(Records)
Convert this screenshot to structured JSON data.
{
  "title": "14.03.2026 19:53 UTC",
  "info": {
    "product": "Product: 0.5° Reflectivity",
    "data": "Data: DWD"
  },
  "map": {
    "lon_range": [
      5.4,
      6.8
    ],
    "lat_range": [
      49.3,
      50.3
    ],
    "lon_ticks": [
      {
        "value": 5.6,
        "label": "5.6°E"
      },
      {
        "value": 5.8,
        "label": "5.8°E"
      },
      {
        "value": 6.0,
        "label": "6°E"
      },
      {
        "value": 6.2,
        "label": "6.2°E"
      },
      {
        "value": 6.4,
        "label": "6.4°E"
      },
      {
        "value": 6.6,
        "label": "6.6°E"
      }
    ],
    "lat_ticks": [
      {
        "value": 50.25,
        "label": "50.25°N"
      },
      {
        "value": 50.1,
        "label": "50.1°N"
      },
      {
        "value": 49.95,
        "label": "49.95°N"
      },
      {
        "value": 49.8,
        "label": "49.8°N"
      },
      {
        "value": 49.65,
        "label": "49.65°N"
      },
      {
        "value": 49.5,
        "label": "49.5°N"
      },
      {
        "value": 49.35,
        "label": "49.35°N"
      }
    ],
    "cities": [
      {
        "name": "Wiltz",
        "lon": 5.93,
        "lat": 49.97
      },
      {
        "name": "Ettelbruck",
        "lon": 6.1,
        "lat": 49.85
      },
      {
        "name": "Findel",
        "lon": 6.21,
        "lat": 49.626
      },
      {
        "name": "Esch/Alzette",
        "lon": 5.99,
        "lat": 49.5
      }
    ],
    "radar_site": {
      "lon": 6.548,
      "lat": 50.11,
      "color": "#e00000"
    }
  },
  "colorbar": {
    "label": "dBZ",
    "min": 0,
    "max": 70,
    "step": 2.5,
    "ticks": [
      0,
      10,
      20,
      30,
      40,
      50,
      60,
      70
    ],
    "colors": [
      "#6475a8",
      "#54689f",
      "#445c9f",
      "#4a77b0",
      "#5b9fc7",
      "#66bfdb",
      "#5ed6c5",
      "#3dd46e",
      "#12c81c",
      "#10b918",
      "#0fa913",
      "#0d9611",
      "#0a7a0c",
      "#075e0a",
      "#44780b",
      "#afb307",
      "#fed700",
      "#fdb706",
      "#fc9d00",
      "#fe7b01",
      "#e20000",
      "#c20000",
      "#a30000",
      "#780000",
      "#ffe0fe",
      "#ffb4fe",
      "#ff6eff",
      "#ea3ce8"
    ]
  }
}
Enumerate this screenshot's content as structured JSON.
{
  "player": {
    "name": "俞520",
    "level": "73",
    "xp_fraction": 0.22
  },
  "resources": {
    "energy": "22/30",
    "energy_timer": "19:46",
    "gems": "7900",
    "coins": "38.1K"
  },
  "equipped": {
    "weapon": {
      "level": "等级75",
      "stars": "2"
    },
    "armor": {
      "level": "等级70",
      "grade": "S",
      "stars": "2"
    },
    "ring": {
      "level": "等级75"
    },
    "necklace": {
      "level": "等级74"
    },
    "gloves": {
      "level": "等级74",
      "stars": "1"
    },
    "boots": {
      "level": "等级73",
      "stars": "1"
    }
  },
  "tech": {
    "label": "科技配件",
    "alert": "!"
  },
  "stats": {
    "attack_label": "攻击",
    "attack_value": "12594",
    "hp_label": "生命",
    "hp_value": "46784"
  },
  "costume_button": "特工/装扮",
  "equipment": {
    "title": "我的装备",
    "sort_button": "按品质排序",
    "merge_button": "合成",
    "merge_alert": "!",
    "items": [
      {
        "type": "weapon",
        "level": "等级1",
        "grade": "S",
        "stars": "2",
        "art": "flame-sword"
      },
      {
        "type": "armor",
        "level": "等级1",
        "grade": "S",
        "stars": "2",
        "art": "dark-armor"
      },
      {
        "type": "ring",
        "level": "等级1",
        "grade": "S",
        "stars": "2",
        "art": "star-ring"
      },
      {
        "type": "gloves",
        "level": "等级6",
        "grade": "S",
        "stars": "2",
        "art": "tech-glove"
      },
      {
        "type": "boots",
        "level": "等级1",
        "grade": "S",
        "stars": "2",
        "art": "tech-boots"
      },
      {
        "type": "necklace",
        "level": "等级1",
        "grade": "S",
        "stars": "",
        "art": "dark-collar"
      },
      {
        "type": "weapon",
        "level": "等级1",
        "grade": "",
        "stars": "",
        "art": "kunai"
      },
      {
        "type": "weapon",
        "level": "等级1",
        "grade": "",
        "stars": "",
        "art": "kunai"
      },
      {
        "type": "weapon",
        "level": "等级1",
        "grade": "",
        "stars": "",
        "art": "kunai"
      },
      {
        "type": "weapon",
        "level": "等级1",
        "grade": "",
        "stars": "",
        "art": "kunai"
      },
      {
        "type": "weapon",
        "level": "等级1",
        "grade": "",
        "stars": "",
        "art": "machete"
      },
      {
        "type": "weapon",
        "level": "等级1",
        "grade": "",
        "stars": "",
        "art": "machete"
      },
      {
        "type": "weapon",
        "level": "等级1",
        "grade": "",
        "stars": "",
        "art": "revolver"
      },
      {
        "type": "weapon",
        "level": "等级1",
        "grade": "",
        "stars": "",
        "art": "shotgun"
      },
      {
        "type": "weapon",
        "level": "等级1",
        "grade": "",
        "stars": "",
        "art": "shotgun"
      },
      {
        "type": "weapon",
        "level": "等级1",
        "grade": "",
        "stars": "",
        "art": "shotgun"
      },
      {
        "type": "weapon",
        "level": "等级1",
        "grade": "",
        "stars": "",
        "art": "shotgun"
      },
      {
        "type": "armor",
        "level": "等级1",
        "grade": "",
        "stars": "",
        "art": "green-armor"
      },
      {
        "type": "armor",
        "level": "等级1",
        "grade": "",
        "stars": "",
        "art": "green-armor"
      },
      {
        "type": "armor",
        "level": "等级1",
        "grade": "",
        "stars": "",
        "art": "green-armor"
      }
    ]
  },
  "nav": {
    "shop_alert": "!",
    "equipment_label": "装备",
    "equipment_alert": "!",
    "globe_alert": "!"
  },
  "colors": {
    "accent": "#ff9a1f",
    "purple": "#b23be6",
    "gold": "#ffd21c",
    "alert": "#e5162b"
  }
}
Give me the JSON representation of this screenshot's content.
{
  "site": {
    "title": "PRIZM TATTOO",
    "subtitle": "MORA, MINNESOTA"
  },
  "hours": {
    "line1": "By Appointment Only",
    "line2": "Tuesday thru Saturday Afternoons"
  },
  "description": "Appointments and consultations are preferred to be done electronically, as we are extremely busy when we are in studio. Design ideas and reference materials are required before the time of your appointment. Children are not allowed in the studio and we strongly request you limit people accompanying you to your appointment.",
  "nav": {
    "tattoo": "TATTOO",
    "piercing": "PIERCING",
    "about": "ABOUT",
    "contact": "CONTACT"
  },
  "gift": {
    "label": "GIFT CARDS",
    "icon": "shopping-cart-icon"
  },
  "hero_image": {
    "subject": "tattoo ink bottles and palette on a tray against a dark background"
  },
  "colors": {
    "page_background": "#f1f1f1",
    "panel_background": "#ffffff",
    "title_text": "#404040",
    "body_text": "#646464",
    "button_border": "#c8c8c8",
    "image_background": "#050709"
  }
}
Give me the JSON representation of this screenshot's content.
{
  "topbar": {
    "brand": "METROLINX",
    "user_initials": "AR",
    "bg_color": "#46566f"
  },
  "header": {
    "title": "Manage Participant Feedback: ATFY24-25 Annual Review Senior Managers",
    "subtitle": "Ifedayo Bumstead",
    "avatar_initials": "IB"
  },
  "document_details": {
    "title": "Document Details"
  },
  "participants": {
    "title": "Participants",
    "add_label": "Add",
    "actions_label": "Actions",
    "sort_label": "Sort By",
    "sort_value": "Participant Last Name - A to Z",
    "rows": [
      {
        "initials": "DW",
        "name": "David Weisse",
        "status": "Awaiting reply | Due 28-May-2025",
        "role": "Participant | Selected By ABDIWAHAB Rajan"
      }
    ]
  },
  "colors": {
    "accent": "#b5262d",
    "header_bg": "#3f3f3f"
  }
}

# Task goal
Of the lines in the listing, how many hold the word "JSON"? Nothing but the number is needed.

# Complete answer
4